───── Task input ─────

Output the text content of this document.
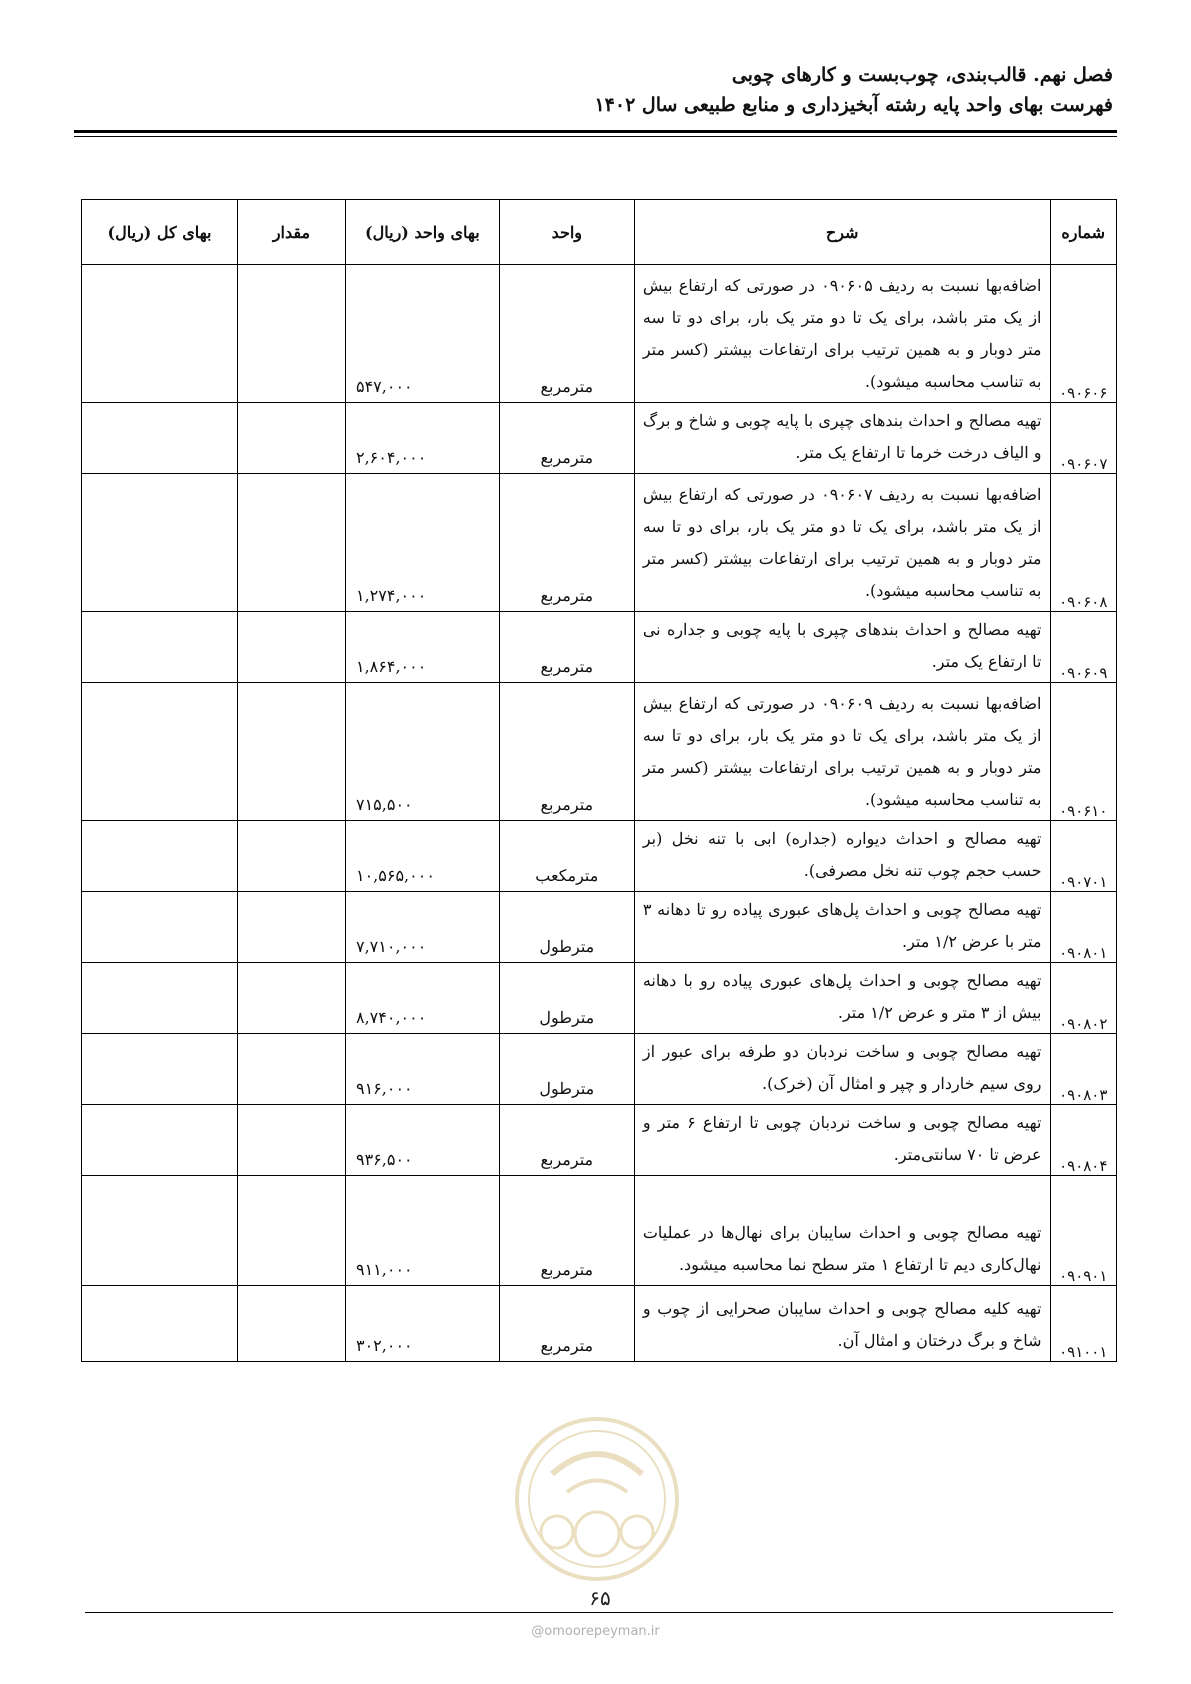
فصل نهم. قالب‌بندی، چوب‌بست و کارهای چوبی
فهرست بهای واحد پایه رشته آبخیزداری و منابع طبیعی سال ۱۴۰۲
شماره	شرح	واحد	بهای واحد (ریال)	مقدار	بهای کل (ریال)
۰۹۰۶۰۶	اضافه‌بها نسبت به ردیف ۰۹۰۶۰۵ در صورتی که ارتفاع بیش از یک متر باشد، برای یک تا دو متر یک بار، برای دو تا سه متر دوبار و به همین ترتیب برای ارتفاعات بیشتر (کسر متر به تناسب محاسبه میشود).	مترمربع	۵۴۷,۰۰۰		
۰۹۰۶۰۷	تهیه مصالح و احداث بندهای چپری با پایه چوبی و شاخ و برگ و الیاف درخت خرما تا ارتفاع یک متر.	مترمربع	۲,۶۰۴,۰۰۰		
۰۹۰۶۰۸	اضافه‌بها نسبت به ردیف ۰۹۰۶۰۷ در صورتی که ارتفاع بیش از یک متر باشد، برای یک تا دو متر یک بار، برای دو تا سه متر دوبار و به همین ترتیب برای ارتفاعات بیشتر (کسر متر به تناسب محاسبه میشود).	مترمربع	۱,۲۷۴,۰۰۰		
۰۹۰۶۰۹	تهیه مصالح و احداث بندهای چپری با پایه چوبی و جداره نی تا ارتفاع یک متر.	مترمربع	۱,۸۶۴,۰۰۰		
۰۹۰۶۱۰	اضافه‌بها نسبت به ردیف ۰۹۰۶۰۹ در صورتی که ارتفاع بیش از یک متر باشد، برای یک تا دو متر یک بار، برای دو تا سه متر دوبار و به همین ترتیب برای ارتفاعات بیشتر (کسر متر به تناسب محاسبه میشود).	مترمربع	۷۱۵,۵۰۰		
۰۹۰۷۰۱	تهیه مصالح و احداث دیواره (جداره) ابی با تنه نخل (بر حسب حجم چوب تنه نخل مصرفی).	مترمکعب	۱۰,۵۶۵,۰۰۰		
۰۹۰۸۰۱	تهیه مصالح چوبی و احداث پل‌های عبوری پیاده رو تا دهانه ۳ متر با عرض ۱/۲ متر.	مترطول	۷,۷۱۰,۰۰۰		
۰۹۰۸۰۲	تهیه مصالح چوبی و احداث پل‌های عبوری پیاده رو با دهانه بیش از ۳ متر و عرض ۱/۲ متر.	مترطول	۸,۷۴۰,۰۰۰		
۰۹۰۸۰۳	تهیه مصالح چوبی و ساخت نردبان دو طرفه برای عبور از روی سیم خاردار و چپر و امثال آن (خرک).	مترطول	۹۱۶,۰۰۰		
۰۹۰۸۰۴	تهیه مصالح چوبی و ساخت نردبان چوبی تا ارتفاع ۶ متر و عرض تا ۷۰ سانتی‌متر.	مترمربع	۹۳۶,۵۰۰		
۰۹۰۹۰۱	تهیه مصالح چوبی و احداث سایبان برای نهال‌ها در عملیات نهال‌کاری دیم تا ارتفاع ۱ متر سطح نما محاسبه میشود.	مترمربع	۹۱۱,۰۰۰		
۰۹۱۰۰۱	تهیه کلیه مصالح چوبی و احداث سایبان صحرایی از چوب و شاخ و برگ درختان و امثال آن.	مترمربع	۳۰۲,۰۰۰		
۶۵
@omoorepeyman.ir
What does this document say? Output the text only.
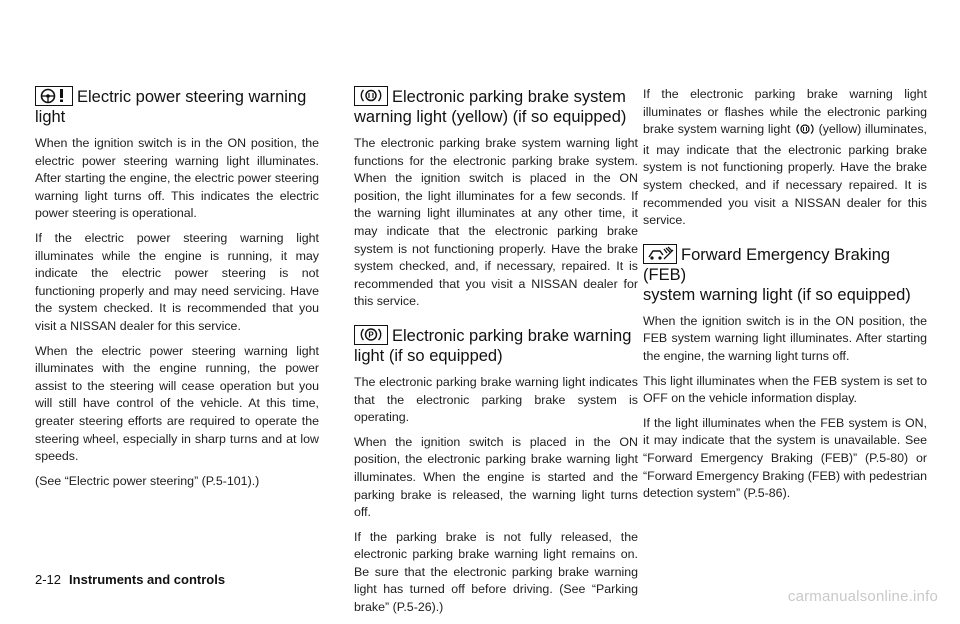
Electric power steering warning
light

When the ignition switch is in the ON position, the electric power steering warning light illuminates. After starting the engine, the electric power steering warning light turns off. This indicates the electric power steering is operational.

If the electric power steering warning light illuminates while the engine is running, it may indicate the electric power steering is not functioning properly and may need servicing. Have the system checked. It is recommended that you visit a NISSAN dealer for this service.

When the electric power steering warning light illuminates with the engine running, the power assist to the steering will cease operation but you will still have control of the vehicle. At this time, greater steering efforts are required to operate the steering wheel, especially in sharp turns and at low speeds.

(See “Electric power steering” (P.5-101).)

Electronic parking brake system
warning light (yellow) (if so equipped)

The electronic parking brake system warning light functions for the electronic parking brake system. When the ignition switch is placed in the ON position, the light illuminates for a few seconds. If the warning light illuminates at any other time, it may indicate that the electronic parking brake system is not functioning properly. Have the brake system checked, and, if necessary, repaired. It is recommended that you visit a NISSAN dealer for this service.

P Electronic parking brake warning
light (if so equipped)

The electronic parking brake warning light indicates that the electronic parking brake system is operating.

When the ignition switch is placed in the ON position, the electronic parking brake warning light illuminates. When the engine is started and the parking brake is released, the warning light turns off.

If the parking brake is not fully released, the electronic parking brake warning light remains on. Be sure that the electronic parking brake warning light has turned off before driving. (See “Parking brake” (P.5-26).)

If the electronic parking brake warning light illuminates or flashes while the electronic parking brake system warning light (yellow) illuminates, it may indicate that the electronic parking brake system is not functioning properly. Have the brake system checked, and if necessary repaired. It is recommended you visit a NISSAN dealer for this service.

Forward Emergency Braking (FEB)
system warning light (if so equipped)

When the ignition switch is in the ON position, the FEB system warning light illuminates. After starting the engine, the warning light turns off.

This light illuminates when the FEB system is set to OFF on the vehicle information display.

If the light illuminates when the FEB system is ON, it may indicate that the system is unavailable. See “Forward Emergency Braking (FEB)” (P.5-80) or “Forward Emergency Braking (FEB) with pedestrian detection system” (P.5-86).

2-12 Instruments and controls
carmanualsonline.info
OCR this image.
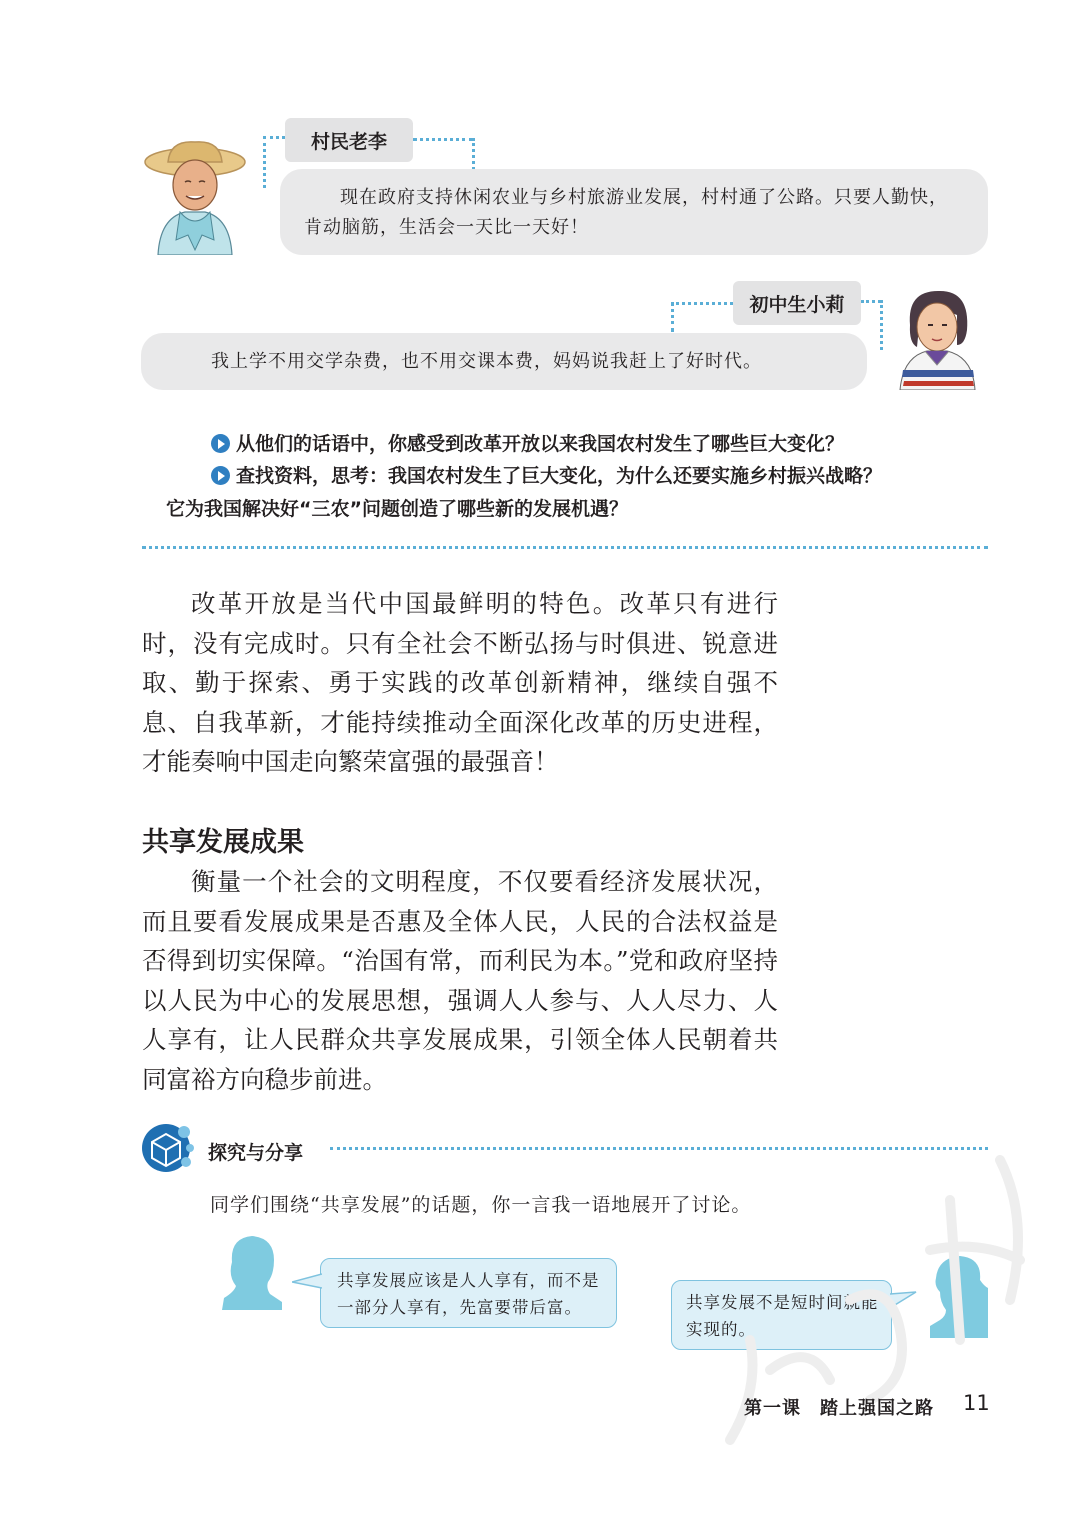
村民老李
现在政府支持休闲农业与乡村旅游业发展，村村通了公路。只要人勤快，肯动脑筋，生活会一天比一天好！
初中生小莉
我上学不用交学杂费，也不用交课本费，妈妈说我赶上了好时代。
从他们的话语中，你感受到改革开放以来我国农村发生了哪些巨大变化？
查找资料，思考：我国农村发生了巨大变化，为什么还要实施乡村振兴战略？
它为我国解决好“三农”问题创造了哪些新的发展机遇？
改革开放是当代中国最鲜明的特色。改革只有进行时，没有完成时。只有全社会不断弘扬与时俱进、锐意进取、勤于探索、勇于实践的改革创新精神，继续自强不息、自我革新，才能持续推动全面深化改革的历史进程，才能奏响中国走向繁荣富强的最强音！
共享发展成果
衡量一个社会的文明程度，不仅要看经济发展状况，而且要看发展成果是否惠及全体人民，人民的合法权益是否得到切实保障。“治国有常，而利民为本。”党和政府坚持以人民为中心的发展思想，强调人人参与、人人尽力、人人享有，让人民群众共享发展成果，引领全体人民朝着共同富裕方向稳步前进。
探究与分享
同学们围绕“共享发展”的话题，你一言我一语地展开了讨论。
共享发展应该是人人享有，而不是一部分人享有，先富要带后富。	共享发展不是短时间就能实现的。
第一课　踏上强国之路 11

─────

Pick out and copy the lines of the entries that hold the string "واحد".

[Exercise result]
فهرست بهای واحد پایه رشته آبخیزداری و منابع طبیعی سال ۱۴۰۲
شماره	شرح	واحد	بهای واحد (ریال)	مقدار	بهای کل (ریال)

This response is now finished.